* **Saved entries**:

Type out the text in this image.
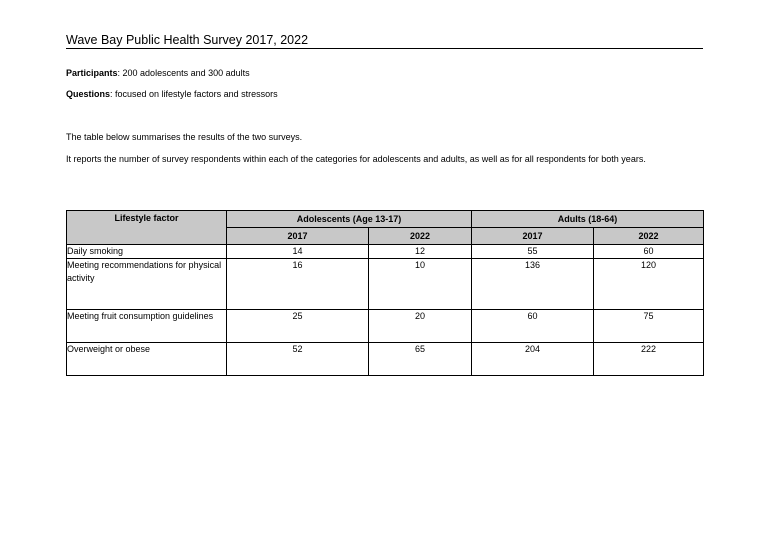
Wave Bay Public Health Survey 2017, 2022
Participants: 200 adolescents and 300 adults
Questions: focused on lifestyle factors and stressors
The table below summarises the results of the two surveys.
It reports the number of survey respondents within each of the categories for adolescents and adults, as well as for all respondents for both years.
Lifestyle factor	Adolescents (Age 13-17)		Adults (18-64)	
	2017	2022	2017	2022
Daily smoking	14	12	55	60
Meeting recommendations for physical activity	16	10	136	120
Meeting fruit consumption guidelines	25	20	60	75
Overweight or obese	52	65	204	222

* **What to produce**:
Repeat all the records above exactly, leaving out any pictures.

* **Response**:
Type out the text in this image.
Wave Bay Public Health Survey 2017, 2022
Participants: 200 adolescents and 300 adults
Questions: focused on lifestyle factors and stressors
The table below summarises the results of the two surveys.
It reports the number of survey respondents within each of the categories for adolescents and adults, as well as for all respondents for both years.
Lifestyle factor	Adolescents (Age 13-17)		Adults (18-64)	
	2017	2022	2017	2022
Daily smoking	14	12	55	60
Meeting recommendations for physical activity	16	10	136	120
Meeting fruit consumption guidelines	25	20	60	75
Overweight or obese	52	65	204	222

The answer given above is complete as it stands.